--- WRITTEN INSTRUCTION ---
Find the string "Hüftprothesenwechsel" and gather every line that holds it.

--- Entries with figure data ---
========

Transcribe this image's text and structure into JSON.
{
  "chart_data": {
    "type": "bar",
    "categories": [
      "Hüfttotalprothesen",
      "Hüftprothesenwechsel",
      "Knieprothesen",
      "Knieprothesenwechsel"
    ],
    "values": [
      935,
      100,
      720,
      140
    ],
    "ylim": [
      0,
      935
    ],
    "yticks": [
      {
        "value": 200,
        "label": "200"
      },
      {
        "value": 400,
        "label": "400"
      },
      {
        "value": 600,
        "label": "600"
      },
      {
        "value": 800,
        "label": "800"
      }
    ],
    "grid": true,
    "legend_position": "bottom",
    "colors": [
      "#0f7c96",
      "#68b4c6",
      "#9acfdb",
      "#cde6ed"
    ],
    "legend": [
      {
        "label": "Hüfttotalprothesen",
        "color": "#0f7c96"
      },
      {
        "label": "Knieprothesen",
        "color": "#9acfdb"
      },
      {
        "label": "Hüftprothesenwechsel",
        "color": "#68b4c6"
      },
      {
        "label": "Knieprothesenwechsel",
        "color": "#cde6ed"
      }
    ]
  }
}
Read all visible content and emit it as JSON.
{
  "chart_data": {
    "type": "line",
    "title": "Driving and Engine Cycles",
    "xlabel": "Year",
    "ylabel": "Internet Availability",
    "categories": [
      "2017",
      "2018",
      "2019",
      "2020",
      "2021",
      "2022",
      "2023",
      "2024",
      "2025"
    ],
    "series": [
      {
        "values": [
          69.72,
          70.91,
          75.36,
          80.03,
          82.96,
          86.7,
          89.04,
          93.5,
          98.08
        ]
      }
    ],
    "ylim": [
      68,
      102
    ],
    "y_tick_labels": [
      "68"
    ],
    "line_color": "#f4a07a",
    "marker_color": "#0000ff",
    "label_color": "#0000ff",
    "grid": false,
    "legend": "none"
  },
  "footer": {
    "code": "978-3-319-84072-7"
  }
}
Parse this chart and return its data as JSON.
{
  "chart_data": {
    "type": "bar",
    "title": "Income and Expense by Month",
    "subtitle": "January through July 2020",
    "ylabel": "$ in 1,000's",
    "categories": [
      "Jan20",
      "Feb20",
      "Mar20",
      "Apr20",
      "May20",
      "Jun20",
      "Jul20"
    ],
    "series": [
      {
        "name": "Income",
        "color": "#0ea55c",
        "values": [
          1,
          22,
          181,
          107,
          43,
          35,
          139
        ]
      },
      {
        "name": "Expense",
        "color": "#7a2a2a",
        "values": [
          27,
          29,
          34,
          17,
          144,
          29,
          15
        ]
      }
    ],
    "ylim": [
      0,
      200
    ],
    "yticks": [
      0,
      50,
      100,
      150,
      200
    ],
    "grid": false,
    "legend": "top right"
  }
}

========

--- CORRECT OUTPUT ---
      "Hüftprothesenwechsel",
        "label": "Hüftprothesenwechsel",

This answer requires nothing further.